Items from a dataset
:::

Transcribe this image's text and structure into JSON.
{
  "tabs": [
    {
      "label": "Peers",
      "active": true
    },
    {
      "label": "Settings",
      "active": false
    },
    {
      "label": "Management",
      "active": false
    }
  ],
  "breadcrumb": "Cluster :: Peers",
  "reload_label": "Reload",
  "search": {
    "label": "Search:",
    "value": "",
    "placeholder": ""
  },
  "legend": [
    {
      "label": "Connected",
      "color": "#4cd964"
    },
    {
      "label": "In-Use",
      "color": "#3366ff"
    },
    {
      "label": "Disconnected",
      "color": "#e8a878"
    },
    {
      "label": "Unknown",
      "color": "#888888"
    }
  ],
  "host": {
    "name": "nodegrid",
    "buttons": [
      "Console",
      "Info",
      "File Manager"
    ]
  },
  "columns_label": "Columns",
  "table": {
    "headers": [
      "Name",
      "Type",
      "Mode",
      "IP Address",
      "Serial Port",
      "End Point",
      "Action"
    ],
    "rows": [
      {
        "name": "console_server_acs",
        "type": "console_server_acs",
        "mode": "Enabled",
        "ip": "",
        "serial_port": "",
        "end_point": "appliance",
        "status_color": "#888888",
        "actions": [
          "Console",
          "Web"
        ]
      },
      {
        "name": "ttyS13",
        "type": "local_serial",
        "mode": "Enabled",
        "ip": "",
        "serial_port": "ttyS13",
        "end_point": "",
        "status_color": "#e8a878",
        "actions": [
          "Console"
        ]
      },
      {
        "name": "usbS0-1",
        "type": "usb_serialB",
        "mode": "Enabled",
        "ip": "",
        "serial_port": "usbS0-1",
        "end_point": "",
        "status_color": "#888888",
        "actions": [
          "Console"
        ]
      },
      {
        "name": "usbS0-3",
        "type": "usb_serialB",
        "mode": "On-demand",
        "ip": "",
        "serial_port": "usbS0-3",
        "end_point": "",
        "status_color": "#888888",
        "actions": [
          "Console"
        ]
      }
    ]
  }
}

:::

● **TASK OBJECTIVE**:
Retype the listing exactly, in full.

● **COMPLETE ANSWER**:
Transcribe this image's text and structure into JSON.
{
  "tabs": [
    {
      "label": "Peers",
      "active": true
    },
    {
      "label": "Settings",
      "active": false
    },
    {
      "label": "Management",
      "active": false
    }
  ],
  "breadcrumb": "Cluster :: Peers",
  "reload_label": "Reload",
  "search": {
    "label": "Search:",
    "value": "",
    "placeholder": ""
  },
  "legend": [
    {
      "label": "Connected",
      "color": "#4cd964"
    },
    {
      "label": "In-Use",
      "color": "#3366ff"
    },
    {
      "label": "Disconnected",
      "color": "#e8a878"
    },
    {
      "label": "Unknown",
      "color": "#888888"
    }
  ],
  "host": {
    "name": "nodegrid",
    "buttons": [
      "Console",
      "Info",
      "File Manager"
    ]
  },
  "columns_label": "Columns",
  "table": {
    "headers": [
      "Name",
      "Type",
      "Mode",
      "IP Address",
      "Serial Port",
      "End Point",
      "Action"
    ],
    "rows": [
      {
        "name": "console_server_acs",
        "type": "console_server_acs",
        "mode": "Enabled",
        "ip": "",
        "serial_port": "",
        "end_point": "appliance",
        "status_color": "#888888",
        "actions": [
          "Console",
          "Web"
        ]
      },
      {
        "name": "ttyS13",
        "type": "local_serial",
        "mode": "Enabled",
        "ip": "",
        "serial_port": "ttyS13",
        "end_point": "",
        "status_color": "#e8a878",
        "actions": [
          "Console"
        ]
      },
      {
        "name": "usbS0-1",
        "type": "usb_serialB",
        "mode": "Enabled",
        "ip": "",
        "serial_port": "usbS0-1",
        "end_point": "",
        "status_color": "#888888",
        "actions": [
          "Console"
        ]
      },
      {
        "name": "usbS0-3",
        "type": "usb_serialB",
        "mode": "On-demand",
        "ip": "",
        "serial_port": "usbS0-3",
        "end_point": "",
        "status_color": "#888888",
        "actions": [
          "Console"
        ]
      }
    ]
  }
}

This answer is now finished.